**Data provided**
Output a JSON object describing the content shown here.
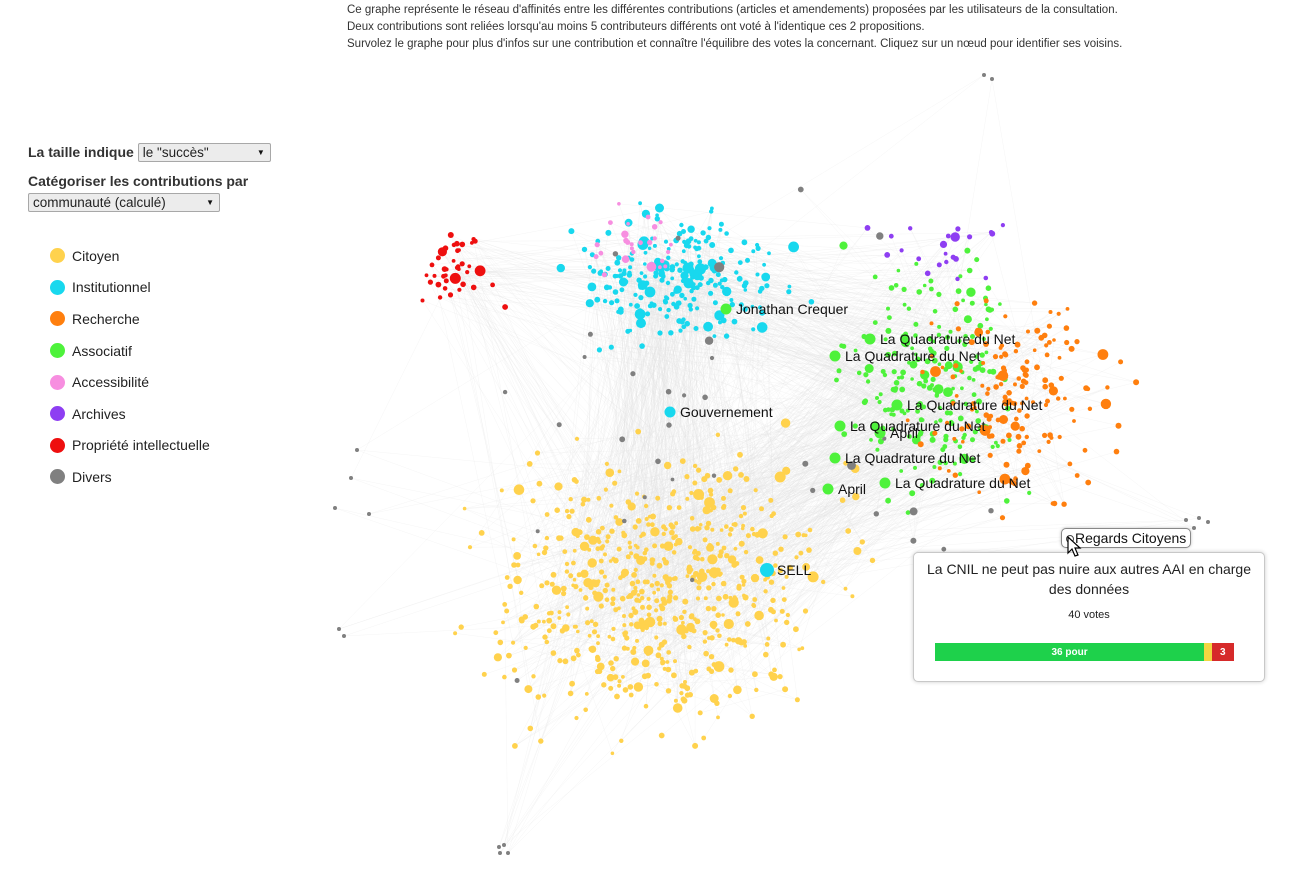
{
  "intro": {
    "line1": "Ce graphe représente le réseau d'affinités entre les différentes contributions (articles et amendements) proposées par les utilisateurs de la consultation.",
    "line2": "Deux contributions sont reliées lorsqu'au moins 5 contributeurs différents ont voté à l'identique ces 2 propositions.",
    "line3": "Survolez le graphe pour plus d'infos sur une contribution et connaître l'équilibre des votes la concernant. Cliquez sur un nœud pour identifier ses voisins."
  },
  "controls": {
    "size_label": "La taille indique",
    "size_value": "le \"succès\"",
    "category_label": "Catégoriser les contributions par",
    "category_value": "communauté (calculé)"
  },
  "legend": [
    {
      "label": "Citoyen",
      "color": "#ffd24d"
    },
    {
      "label": "Institutionnel",
      "color": "#18d8ee"
    },
    {
      "label": "Recherche",
      "color": "#ff7f0e"
    },
    {
      "label": "Associatif",
      "color": "#4ef23b"
    },
    {
      "label": "Accessibilité",
      "color": "#f78ee0"
    },
    {
      "label": "Archives",
      "color": "#8e3ef2"
    },
    {
      "label": "Propriété intellectuelle",
      "color": "#ee0f0f"
    },
    {
      "label": "Divers",
      "color": "#808080"
    }
  ],
  "node_labels": [
    {
      "text": "Jonathan Crequer",
      "category": "Associatif"
    },
    {
      "text": "La Quadrature du Net",
      "category": "Associatif"
    },
    {
      "text": "La Quadrature du Net",
      "category": "Associatif"
    },
    {
      "text": "La Quadrature du Net",
      "category": "Associatif"
    },
    {
      "text": "La Quadrature du Net",
      "category": "Associatif"
    },
    {
      "text": "April",
      "category": "Associatif"
    },
    {
      "text": "La Quadrature du Net",
      "category": "Associatif"
    },
    {
      "text": "April",
      "category": "Associatif"
    },
    {
      "text": "La Quadrature du Net",
      "category": "Associatif"
    },
    {
      "text": "Gouvernement",
      "category": "Institutionnel"
    },
    {
      "text": "SELL",
      "category": "Institutionnel"
    }
  ],
  "hovered_node": {
    "label": "Regards Citoyens"
  },
  "tooltip": {
    "title": "La CNIL ne peut pas nuire aux autres AAI en charge des données",
    "votes_text": "40 votes",
    "pour_count": 36,
    "neutral_count": 1,
    "contre_count": 3,
    "pour_text": "36 pour",
    "contre_text": "3",
    "pour_color": "#1ed14b",
    "neutral_color": "#f2d641",
    "contre_color": "#d62a2a"
  }
}
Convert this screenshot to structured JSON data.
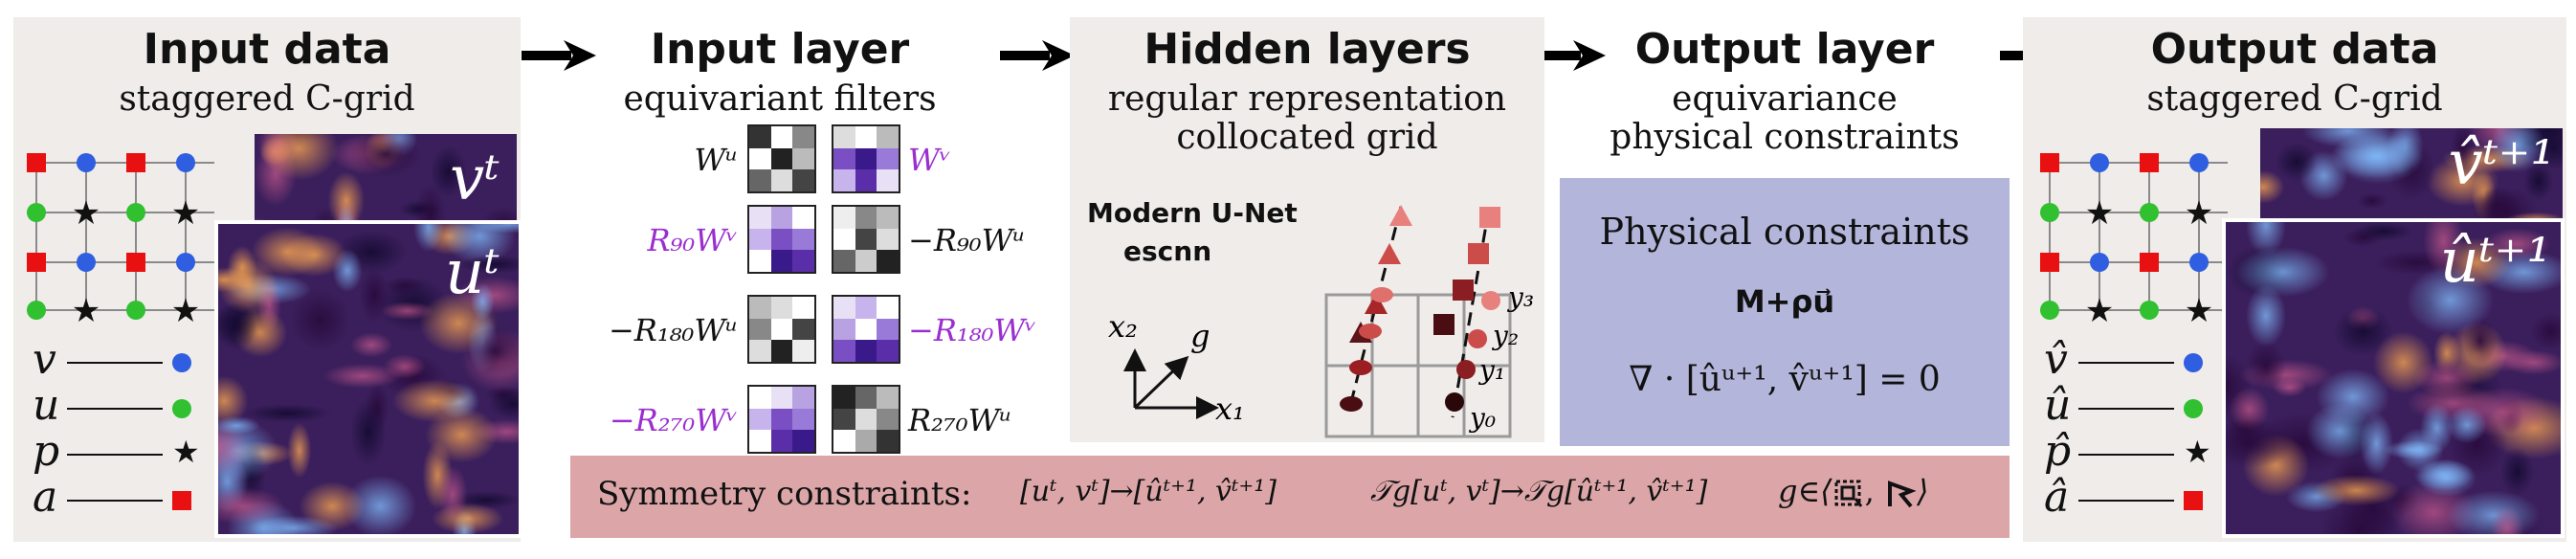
{
  "sections": {
    "input_data": {
      "title": "Input data",
      "subtitle": "staggered  C-grid"
    },
    "input_layer": {
      "title": "Input layer",
      "subtitle": "equivariant  filters"
    },
    "hidden_layers": {
      "title": "Hidden layers",
      "subtitle1": "regular  representation",
      "subtitle2": "collocated  grid"
    },
    "output_layer": {
      "title": "Output layer",
      "subtitle1": "equivariance",
      "subtitle2": "physical  constraints"
    },
    "output_data": {
      "title": "Output data",
      "subtitle": "staggered  C-grid"
    }
  },
  "input_fields": {
    "back_label": "vᵗ",
    "front_label": "uᵗ"
  },
  "output_fields": {
    "back_label": "v̂ᵗ⁺¹",
    "front_label": "ûᵗ⁺¹"
  },
  "input_legend": [
    {
      "symbol": "v",
      "marker": "dot",
      "color": "#2f5fe0"
    },
    {
      "symbol": "u",
      "marker": "dot",
      "color": "#30c030"
    },
    {
      "symbol": "p",
      "marker": "star",
      "color": "#111111"
    },
    {
      "symbol": "a",
      "marker": "square",
      "color": "#e81010"
    }
  ],
  "output_legend": [
    {
      "symbol": "v̂",
      "marker": "dot",
      "color": "#2f5fe0"
    },
    {
      "symbol": "û",
      "marker": "dot",
      "color": "#30c030"
    },
    {
      "symbol": "p̂",
      "marker": "star",
      "color": "#111111"
    },
    {
      "symbol": "â",
      "marker": "square",
      "color": "#e81010"
    }
  ],
  "filters": {
    "left": [
      {
        "label": "Wᵘ",
        "purple": false
      },
      {
        "label": "R₉₀Wᵛ",
        "purple": true
      },
      {
        "label": "−R₁₈₀Wᵘ",
        "purple": false
      },
      {
        "label": "−R₂₇₀Wᵛ",
        "purple": true
      }
    ],
    "right": [
      {
        "label": "Wᵛ",
        "purple": true
      },
      {
        "label": "−R₉₀Wᵘ",
        "purple": false
      },
      {
        "label": "−R₁₈₀Wᵛ",
        "purple": true
      },
      {
        "label": "R₂₇₀Wᵘ",
        "purple": false
      }
    ]
  },
  "hidden": {
    "model_line1": "Modern U-Net",
    "model_line2": "escnn",
    "axis_x2": "x₂",
    "axis_x1": "x₁",
    "axis_g": "g",
    "y_labels": [
      "y₃",
      "y₂",
      "y₁",
      "y₀"
    ]
  },
  "constraints": {
    "title": "Physical constraints",
    "formula": "M+ρu⃗",
    "equation": "∇ · [ûᵘ⁺¹, v̂ᵘ⁺¹] = 0"
  },
  "symmetry": {
    "label": "Symmetry  constraints:",
    "expr1": "[uᵗ, vᵗ]→[ûᵗ⁺¹, v̂ᵗ⁺¹]",
    "expr2": "𝒯g[uᵗ, vᵗ]→𝒯g[ûᵗ⁺¹, v̂ᵗ⁺¹]",
    "expr3": "g∈⟨",
    "expr3_end": "⟩"
  },
  "colors": {
    "panel_gray": "#efecea",
    "constraints_box": "#b3b5db",
    "symmetry_box": "#dca6a9",
    "purple": "#9a2ecf"
  }
}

**Aim of the task**
Identify the lines that hold the word "contributions". Copy every one of them.

**Expected answer**
    "line1": "Ce graphe représente le réseau d'affinités entre les différentes contributions (articles et amendements) proposées par les utilisateurs de la consultation.",
    "line2": "Deux contributions sont reliées lorsqu'au moins 5 contributeurs différents ont voté à l'identique ces 2 propositions.",
    "category_label": "Catégoriser les contributions par",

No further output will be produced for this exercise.